* Work to be completed *
Repeat the entries that follow verbatim, without any of their pictures.

═══ Data for this task ═══

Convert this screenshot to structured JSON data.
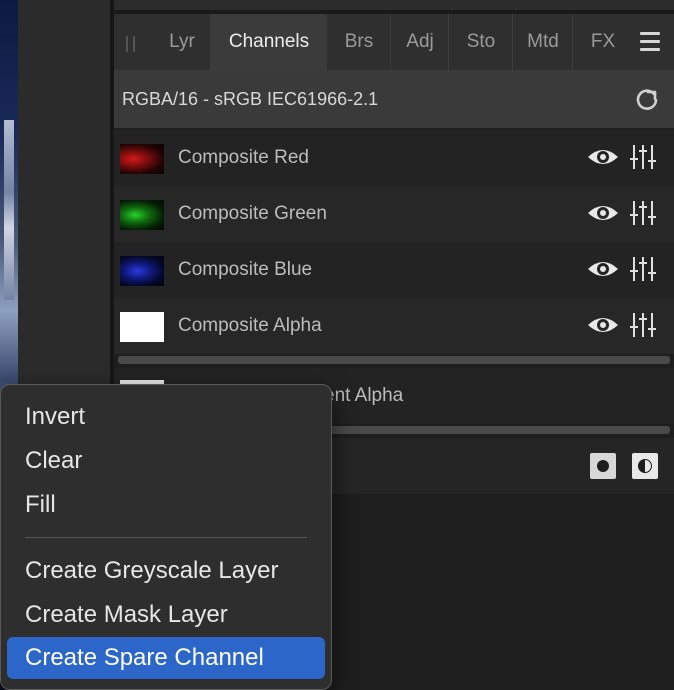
{
  "tabs": [
    {
      "label": "Lyr",
      "active": false
    },
    {
      "label": "Channels",
      "active": true
    },
    {
      "label": "Brs",
      "active": false
    },
    {
      "label": "Adj",
      "active": false
    },
    {
      "label": "Sto",
      "active": false
    },
    {
      "label": "Mtd",
      "active": false
    },
    {
      "label": "FX",
      "active": false
    }
  ],
  "profile": {
    "label": "RGBA/16 - sRGB IEC61966-2.1"
  },
  "channels": [
    {
      "label": "Composite Red"
    },
    {
      "label": "Composite Green"
    },
    {
      "label": "Composite Blue"
    },
    {
      "label": "Composite Alpha"
    }
  ],
  "secondary": {
    "label": "ent Alpha"
  },
  "context_menu": {
    "items": [
      "Invert",
      "Clear",
      "Fill"
    ],
    "items2": [
      "Create Greyscale Layer",
      "Create Mask Layer"
    ],
    "selected": "Create Spare Channel"
  },
  "colors": {
    "accent": "#2b66c8",
    "panel_bg": "#1e1e1e",
    "tab_active": "#3b3b3b"
  }
}
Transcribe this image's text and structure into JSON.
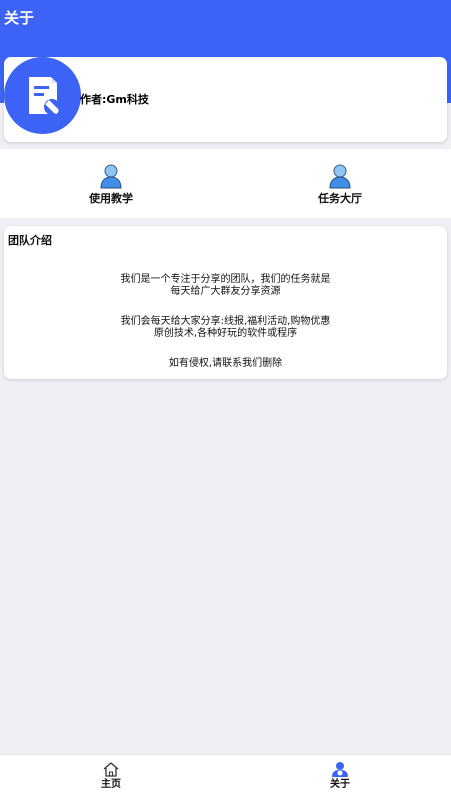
{
  "header": {
    "title": "关于"
  },
  "profile": {
    "author": "作者:Gm科技"
  },
  "quick_links": [
    {
      "label": "使用教学",
      "icon": "user-icon"
    },
    {
      "label": "任务大厅",
      "icon": "user-icon"
    }
  ],
  "team": {
    "title": "团队介绍",
    "paragraphs": [
      "我们是一个专注于分享的团队，我们的任务就是",
      "每天给广大群友分享资源",
      "我们会每天给大家分享:线报,福利活动,购物优惠",
      "原创技术,各种好玩的软件或程序",
      "如有侵权,请联系我们删除"
    ]
  },
  "tabs": [
    {
      "label": "主页",
      "icon": "home-icon"
    },
    {
      "label": "关于",
      "icon": "about-icon",
      "active": true
    }
  ],
  "colors": {
    "accent": "#3d63f6",
    "background": "#efeff4"
  }
}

═══

* Answer for this exercise *
Convert this screenshot to structured JSON data.
{
  "tabs": [
    {
      "label": "Lyr",
      "active": false
    },
    {
      "label": "Channels",
      "active": true
    },
    {
      "label": "Brs",
      "active": false
    },
    {
      "label": "Adj",
      "active": false
    },
    {
      "label": "Sto",
      "active": false
    },
    {
      "label": "Mtd",
      "active": false
    },
    {
      "label": "FX",
      "active": false
    }
  ],
  "profile": {
    "label": "RGBA/16 - sRGB IEC61966-2.1"
  },
  "channels": [
    {
      "label": "Composite Red"
    },
    {
      "label": "Composite Green"
    },
    {
      "label": "Composite Blue"
    },
    {
      "label": "Composite Alpha"
    }
  ],
  "secondary": {
    "label": "ent Alpha"
  },
  "context_menu": {
    "items": [
      "Invert",
      "Clear",
      "Fill"
    ],
    "items2": [
      "Create Greyscale Layer",
      "Create Mask Layer"
    ],
    "selected": "Create Spare Channel"
  },
  "colors": {
    "accent": "#2b66c8",
    "panel_bg": "#1e1e1e",
    "tab_active": "#3b3b3b"
  }
}
Transcribe this image's text and structure into JSON.
{
  "header": {
    "title": "关于"
  },
  "profile": {
    "author": "作者:Gm科技"
  },
  "quick_links": [
    {
      "label": "使用教学",
      "icon": "user-icon"
    },
    {
      "label": "任务大厅",
      "icon": "user-icon"
    }
  ],
  "team": {
    "title": "团队介绍",
    "paragraphs": [
      "我们是一个专注于分享的团队，我们的任务就是",
      "每天给广大群友分享资源",
      "我们会每天给大家分享:线报,福利活动,购物优惠",
      "原创技术,各种好玩的软件或程序",
      "如有侵权,请联系我们删除"
    ]
  },
  "tabs": [
    {
      "label": "主页",
      "icon": "home-icon"
    },
    {
      "label": "关于",
      "icon": "about-icon",
      "active": true
    }
  ],
  "colors": {
    "accent": "#3d63f6",
    "background": "#efeff4"
  }
}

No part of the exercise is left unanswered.